■ What you have to do
Repeat the entries that follow verbatim, without any of their pictures.

■ Data excerpts
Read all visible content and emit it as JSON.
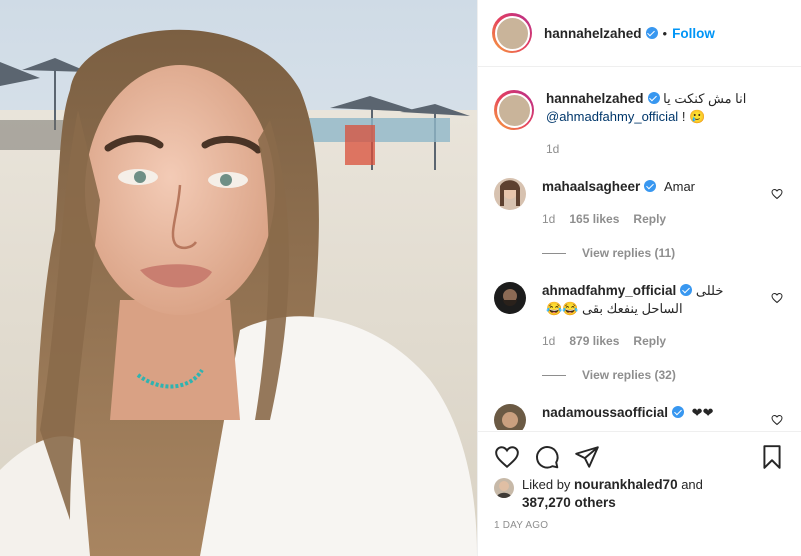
{
  "header": {
    "username": "hannahelzahed",
    "separator": "•",
    "follow_label": "Follow"
  },
  "caption": {
    "username": "hannahelzahed",
    "text": "انا مش كنكت يا",
    "mention": "@ahmadfahmy_official",
    "text_end": " ! 🥲",
    "time": "1d"
  },
  "comments": [
    {
      "username": "mahaalsagheer",
      "text": "Amar",
      "time": "1d",
      "likes": "165 likes",
      "reply": "Reply",
      "view_replies": "View replies (11)"
    },
    {
      "username": "ahmadfahmy_official",
      "text": "خللى الساحل ينفعك بقى 😂😂",
      "time": "1d",
      "likes": "879 likes",
      "reply": "Reply",
      "view_replies": "View replies (32)"
    },
    {
      "username": "nadamoussaofficial",
      "text": "❤❤"
    }
  ],
  "likes": {
    "prefix": "Liked by ",
    "user": "nourankhaled70",
    "middle": " and",
    "count": "387,270 others"
  },
  "timestamp": "1 DAY AGO",
  "colors": {
    "accent": "#0095f6",
    "verified": "#3897f0",
    "muted": "#8e8e8e"
  },
  "icons": [
    "heart-icon",
    "comment-icon",
    "share-icon",
    "bookmark-icon",
    "verified-badge-icon"
  ]
}
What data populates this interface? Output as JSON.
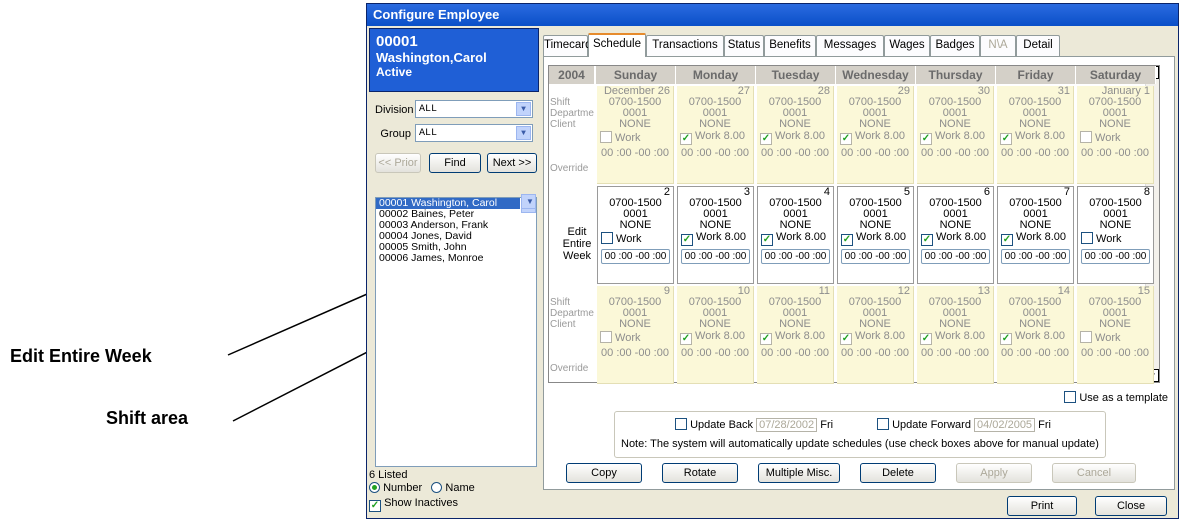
{
  "callouts": {
    "edit_week": "Edit Entire Week",
    "shift_area": "Shift area"
  },
  "window": {
    "title": "Configure Employee"
  },
  "employee": {
    "id": "00001",
    "name": "Washington,Carol",
    "status": "Active"
  },
  "filters": {
    "division_label": "Division",
    "division_value": "ALL",
    "group_label": "Group",
    "group_value": "ALL"
  },
  "nav": {
    "prior": "<< Prior",
    "find": "Find",
    "next": "Next >>"
  },
  "employees": [
    "00001  Washington, Carol",
    "00002  Baines, Peter",
    "00003  Anderson, Frank",
    "00004  Jones, David",
    "00005  Smith, John",
    "00006  James, Monroe"
  ],
  "listed": "6 Listed",
  "sort": {
    "number": "Number",
    "name": "Name"
  },
  "show_inactives": "Show Inactives",
  "tabs": [
    "Timecard",
    "Schedule",
    "Transactions",
    "Status",
    "Benefits",
    "Messages",
    "Wages",
    "Badges",
    "N\\A",
    "Detail"
  ],
  "schedule": {
    "year": "2004",
    "days": [
      "Sunday",
      "Monday",
      "Tuesday",
      "Wednesday",
      "Thursday",
      "Friday",
      "Saturday"
    ],
    "row_labels": [
      "Shift",
      "Departme",
      "Client",
      "",
      "Override"
    ],
    "edit_week": "Edit Entire Week",
    "weeks": [
      {
        "dates": [
          "December 26",
          "27",
          "28",
          "29",
          "30",
          "31",
          "January 1"
        ],
        "work": [
          false,
          true,
          true,
          true,
          true,
          true,
          false
        ]
      },
      {
        "dates": [
          "2",
          "3",
          "4",
          "5",
          "6",
          "7",
          "8"
        ],
        "work": [
          false,
          true,
          true,
          true,
          true,
          true,
          false
        ]
      },
      {
        "dates": [
          "9",
          "10",
          "11",
          "12",
          "13",
          "14",
          "15"
        ],
        "work": [
          false,
          true,
          true,
          true,
          true,
          true,
          false
        ]
      }
    ],
    "shift": "0700-1500",
    "dept": "0001",
    "client": "NONE",
    "work_label": "Work",
    "work_hours": "8.00",
    "override": "00 :00 -00 :00"
  },
  "template_label": "Use as a template",
  "update": {
    "back_label": "Update Back",
    "back_date": "07/28/2002",
    "back_day": "Fri",
    "fwd_label": "Update Forward",
    "fwd_date": "04/02/2005",
    "fwd_day": "Fri",
    "note": "Note: The system will automatically update schedules (use check boxes above for manual update)"
  },
  "actions": [
    "Copy",
    "Rotate",
    "Multiple Misc.",
    "Delete",
    "Apply",
    "Cancel"
  ],
  "footer": {
    "print": "Print",
    "close": "Close"
  }
}
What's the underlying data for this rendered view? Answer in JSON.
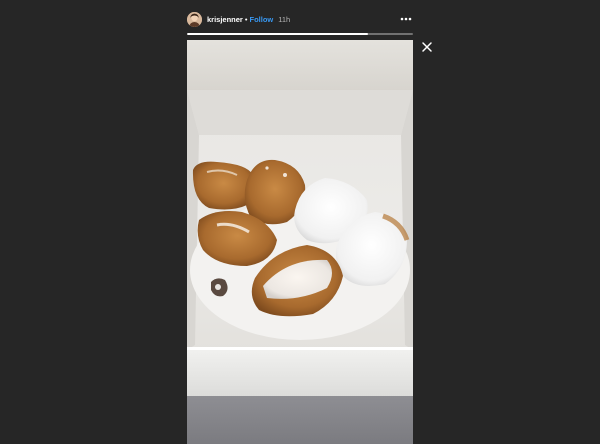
{
  "story": {
    "username": "krisjenner",
    "separator": "•",
    "follow_label": "Follow",
    "timestamp": "11h",
    "progress": 0.8
  },
  "icons": {
    "more": "more-horizontal-icon",
    "close": "close-icon"
  },
  "colors": {
    "background": "#262626",
    "follow": "#3897f0"
  }
}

■ Correct answer
Read all visible content and emit it as JSON.
{
  "header": {
    "username": "hannahelzahed",
    "separator": "•",
    "follow_label": "Follow"
  },
  "caption": {
    "username": "hannahelzahed",
    "text": "انا مش كنكت يا",
    "mention": "@ahmadfahmy_official",
    "text_end": " ! 🥲",
    "time": "1d"
  },
  "comments": [
    {
      "username": "mahaalsagheer",
      "text": "Amar",
      "time": "1d",
      "likes": "165 likes",
      "reply": "Reply",
      "view_replies": "View replies (11)"
    },
    {
      "username": "ahmadfahmy_official",
      "text": "خللى الساحل ينفعك بقى 😂😂",
      "time": "1d",
      "likes": "879 likes",
      "reply": "Reply",
      "view_replies": "View replies (32)"
    },
    {
      "username": "nadamoussaofficial",
      "text": "❤❤"
    }
  ],
  "likes": {
    "prefix": "Liked by ",
    "user": "nourankhaled70",
    "middle": " and",
    "count": "387,270 others"
  },
  "timestamp": "1 DAY AGO",
  "colors": {
    "accent": "#0095f6",
    "verified": "#3897f0",
    "muted": "#8e8e8e"
  },
  "icons": [
    "heart-icon",
    "comment-icon",
    "share-icon",
    "bookmark-icon",
    "verified-badge-icon"
  ]
}
What data populates this interface? Output as JSON.
{
  "callouts": {
    "edit_week": "Edit Entire Week",
    "shift_area": "Shift area"
  },
  "window": {
    "title": "Configure Employee"
  },
  "employee": {
    "id": "00001",
    "name": "Washington,Carol",
    "status": "Active"
  },
  "filters": {
    "division_label": "Division",
    "division_value": "ALL",
    "group_label": "Group",
    "group_value": "ALL"
  },
  "nav": {
    "prior": "<< Prior",
    "find": "Find",
    "next": "Next >>"
  },
  "employees": [
    "00001  Washington, Carol",
    "00002  Baines, Peter",
    "00003  Anderson, Frank",
    "00004  Jones, David",
    "00005  Smith, John",
    "00006  James, Monroe"
  ],
  "listed": "6 Listed",
  "sort": {
    "number": "Number",
    "name": "Name"
  },
  "show_inactives": "Show Inactives",
  "tabs": [
    "Timecard",
    "Schedule",
    "Transactions",
    "Status",
    "Benefits",
    "Messages",
    "Wages",
    "Badges",
    "N\\A",
    "Detail"
  ],
  "schedule": {
    "year": "2004",
    "days": [
      "Sunday",
      "Monday",
      "Tuesday",
      "Wednesday",
      "Thursday",
      "Friday",
      "Saturday"
    ],
    "row_labels": [
      "Shift",
      "Departme",
      "Client",
      "",
      "Override"
    ],
    "edit_week": "Edit Entire Week",
    "weeks": [
      {
        "dates": [
          "December 26",
          "27",
          "28",
          "29",
          "30",
          "31",
          "January 1"
        ],
        "work": [
          false,
          true,
          true,
          true,
          true,
          true,
          false
        ]
      },
      {
        "dates": [
          "2",
          "3",
          "4",
          "5",
          "6",
          "7",
          "8"
        ],
        "work": [
          false,
          true,
          true,
          true,
          true,
          true,
          false
        ]
      },
      {
        "dates": [
          "9",
          "10",
          "11",
          "12",
          "13",
          "14",
          "15"
        ],
        "work": [
          false,
          true,
          true,
          true,
          true,
          true,
          false
        ]
      }
    ],
    "shift": "0700-1500",
    "dept": "0001",
    "client": "NONE",
    "work_label": "Work",
    "work_hours": "8.00",
    "override": "00 :00 -00 :00"
  },
  "template_label": "Use as a template",
  "update": {
    "back_label": "Update Back",
    "back_date": "07/28/2002",
    "back_day": "Fri",
    "fwd_label": "Update Forward",
    "fwd_date": "04/02/2005",
    "fwd_day": "Fri",
    "note": "Note: The system will automatically update schedules (use check boxes above for manual update)"
  },
  "actions": [
    "Copy",
    "Rotate",
    "Multiple Misc.",
    "Delete",
    "Apply",
    "Cancel"
  ],
  "footer": {
    "print": "Print",
    "close": "Close"
  }
}
What's the underlying data for this rendered view? Answer in JSON.
{
  "story": {
    "username": "krisjenner",
    "separator": "•",
    "follow_label": "Follow",
    "timestamp": "11h",
    "progress": 0.8
  },
  "icons": {
    "more": "more-horizontal-icon",
    "close": "close-icon"
  },
  "colors": {
    "background": "#262626",
    "follow": "#3897f0"
  }
}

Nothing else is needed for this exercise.